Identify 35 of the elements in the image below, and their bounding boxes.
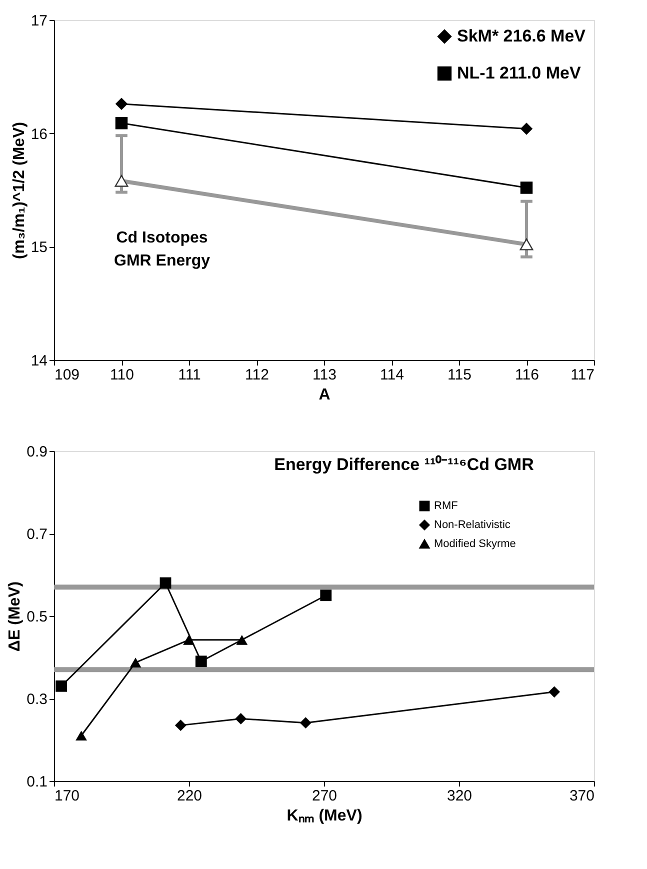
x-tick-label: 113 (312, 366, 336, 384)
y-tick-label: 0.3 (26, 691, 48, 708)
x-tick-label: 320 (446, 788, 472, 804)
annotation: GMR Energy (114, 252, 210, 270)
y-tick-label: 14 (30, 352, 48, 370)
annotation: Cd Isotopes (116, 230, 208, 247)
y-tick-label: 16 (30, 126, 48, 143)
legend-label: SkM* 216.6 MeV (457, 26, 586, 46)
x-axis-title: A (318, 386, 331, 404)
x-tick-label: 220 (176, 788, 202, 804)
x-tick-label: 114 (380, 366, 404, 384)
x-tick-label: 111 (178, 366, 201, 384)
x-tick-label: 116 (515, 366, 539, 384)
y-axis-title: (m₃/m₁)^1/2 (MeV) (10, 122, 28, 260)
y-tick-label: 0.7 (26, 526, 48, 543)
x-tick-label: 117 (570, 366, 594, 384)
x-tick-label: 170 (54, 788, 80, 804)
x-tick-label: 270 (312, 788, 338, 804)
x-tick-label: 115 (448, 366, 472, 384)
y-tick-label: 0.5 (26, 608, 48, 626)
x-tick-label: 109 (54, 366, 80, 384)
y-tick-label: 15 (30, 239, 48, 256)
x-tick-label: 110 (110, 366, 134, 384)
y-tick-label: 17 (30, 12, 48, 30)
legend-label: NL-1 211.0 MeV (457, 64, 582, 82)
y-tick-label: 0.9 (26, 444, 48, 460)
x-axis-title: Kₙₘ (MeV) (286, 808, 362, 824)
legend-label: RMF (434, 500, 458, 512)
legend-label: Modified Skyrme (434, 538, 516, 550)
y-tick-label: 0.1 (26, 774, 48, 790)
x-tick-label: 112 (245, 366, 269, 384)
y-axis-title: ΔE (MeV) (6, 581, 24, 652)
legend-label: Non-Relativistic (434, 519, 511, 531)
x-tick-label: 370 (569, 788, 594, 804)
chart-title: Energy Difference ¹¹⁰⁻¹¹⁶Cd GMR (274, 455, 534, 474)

====

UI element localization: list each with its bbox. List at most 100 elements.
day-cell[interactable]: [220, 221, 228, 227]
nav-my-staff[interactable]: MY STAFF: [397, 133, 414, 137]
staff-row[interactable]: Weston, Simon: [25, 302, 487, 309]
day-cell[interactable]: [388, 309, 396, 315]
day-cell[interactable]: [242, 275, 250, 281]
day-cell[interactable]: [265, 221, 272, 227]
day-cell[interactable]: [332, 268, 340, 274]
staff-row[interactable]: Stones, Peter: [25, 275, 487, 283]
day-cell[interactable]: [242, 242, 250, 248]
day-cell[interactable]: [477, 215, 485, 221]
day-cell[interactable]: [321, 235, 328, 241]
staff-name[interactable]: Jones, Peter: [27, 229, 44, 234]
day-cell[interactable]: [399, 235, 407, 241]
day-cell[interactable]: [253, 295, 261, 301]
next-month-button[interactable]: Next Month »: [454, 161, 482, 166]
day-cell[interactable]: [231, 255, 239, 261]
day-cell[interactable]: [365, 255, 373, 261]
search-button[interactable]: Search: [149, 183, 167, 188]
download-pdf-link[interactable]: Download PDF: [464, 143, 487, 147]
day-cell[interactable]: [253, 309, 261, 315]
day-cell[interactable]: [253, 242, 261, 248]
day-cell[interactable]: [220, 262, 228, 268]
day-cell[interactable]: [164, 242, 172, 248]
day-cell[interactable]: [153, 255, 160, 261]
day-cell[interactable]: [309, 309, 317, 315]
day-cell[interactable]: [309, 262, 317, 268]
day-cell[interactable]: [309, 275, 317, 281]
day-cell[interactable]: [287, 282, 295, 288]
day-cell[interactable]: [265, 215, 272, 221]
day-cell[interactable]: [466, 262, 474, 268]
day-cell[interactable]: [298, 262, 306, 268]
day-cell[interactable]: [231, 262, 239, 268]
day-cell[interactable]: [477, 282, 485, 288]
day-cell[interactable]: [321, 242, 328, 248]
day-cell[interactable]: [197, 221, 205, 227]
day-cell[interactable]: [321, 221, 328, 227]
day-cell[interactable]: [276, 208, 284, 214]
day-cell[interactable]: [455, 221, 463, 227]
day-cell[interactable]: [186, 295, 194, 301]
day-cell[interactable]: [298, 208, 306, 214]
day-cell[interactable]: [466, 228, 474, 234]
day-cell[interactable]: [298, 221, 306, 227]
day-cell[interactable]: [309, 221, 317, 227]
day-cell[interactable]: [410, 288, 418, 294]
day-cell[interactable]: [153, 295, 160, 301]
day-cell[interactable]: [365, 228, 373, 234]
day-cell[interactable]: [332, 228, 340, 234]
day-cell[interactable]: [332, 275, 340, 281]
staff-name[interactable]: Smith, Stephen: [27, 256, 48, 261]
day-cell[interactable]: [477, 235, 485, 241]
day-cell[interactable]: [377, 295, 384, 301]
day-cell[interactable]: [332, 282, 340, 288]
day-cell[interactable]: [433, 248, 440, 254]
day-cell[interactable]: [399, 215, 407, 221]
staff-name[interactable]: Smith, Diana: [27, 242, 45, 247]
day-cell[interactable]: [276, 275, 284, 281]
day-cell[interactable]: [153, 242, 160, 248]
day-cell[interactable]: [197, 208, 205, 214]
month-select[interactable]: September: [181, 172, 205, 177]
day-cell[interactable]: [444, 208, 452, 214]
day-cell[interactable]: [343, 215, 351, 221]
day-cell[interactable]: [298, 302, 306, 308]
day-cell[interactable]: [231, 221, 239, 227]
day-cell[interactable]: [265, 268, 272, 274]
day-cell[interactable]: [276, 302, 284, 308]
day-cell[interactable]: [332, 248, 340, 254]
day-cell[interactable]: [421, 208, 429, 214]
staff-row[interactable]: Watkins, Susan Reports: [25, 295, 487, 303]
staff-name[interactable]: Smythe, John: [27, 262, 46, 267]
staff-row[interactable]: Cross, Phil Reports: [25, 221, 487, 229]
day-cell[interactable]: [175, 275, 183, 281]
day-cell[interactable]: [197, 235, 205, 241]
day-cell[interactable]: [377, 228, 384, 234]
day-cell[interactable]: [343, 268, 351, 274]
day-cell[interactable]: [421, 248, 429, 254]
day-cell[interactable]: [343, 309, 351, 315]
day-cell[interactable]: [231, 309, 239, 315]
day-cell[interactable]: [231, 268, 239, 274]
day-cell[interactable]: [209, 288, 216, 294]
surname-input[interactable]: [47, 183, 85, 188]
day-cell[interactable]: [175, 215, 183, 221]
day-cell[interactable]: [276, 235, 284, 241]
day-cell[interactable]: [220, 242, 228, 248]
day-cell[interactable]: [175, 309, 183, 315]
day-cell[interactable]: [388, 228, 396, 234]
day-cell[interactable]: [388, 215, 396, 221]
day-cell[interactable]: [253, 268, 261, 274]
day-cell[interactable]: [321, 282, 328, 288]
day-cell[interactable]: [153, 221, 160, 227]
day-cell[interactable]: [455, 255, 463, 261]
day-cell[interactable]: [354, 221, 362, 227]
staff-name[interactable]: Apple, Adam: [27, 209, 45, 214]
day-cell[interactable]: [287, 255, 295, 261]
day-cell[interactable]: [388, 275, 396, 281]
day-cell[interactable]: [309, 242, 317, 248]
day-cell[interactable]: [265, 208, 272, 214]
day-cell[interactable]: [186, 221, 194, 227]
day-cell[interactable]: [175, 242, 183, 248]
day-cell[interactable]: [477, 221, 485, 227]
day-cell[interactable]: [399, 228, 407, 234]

====

Objective:
Write out the records again from the line containing "Identify 35 of" down to the line containing "chart-title: Energy Difference", swapping "legend-label" for "key-label" and leaving everything else as it is. Leave out the pictures.

Answer to the problem:
Identify 35 of the elements in the image below, and their bounding boxes.
x-tick-label: 113 (312, 366, 336, 384)
y-tick-label: 0.3 (26, 691, 48, 708)
x-tick-label: 320 (446, 788, 472, 804)
annotation: GMR Energy (114, 252, 210, 270)
y-tick-label: 14 (30, 352, 48, 370)
annotation: Cd Isotopes (116, 230, 208, 247)
y-tick-label: 16 (30, 126, 48, 143)
key-label: SkM* 216.6 MeV (457, 26, 586, 46)
x-axis-title: A (318, 386, 331, 404)
x-tick-label: 220 (176, 788, 202, 804)
x-tick-label: 114 (380, 366, 404, 384)
x-tick-label: 111 (178, 366, 201, 384)
x-tick-label: 116 (515, 366, 539, 384)
y-axis-title: (m₃/m₁)^1/2 (MeV) (10, 122, 28, 260)
y-tick-label: 0.7 (26, 526, 48, 543)
x-tick-label: 117 (570, 366, 594, 384)
x-tick-label: 170 (54, 788, 80, 804)
x-tick-label: 270 (312, 788, 338, 804)
x-tick-label: 115 (448, 366, 472, 384)
y-tick-label: 0.5 (26, 608, 48, 626)
x-tick-label: 109 (54, 366, 80, 384)
y-tick-label: 15 (30, 239, 48, 256)
x-tick-label: 110 (110, 366, 134, 384)
y-tick-label: 17 (30, 12, 48, 30)
key-label: NL-1 211.0 MeV (457, 64, 582, 82)
y-tick-label: 0.9 (26, 444, 48, 460)
x-axis-title: Kₙₘ (MeV) (286, 808, 362, 824)
key-label: RMF (434, 500, 458, 512)
key-label: Modified Skyrme (434, 538, 516, 550)
y-tick-label: 0.1 (26, 774, 48, 790)
x-tick-label: 112 (245, 366, 269, 384)
y-axis-title: ΔE (MeV) (6, 581, 24, 652)
key-label: Non-Relativistic (434, 519, 511, 531)
x-tick-label: 370 (569, 788, 594, 804)
chart-title: Energy Difference ¹¹⁰⁻¹¹⁶Cd GMR (274, 455, 534, 474)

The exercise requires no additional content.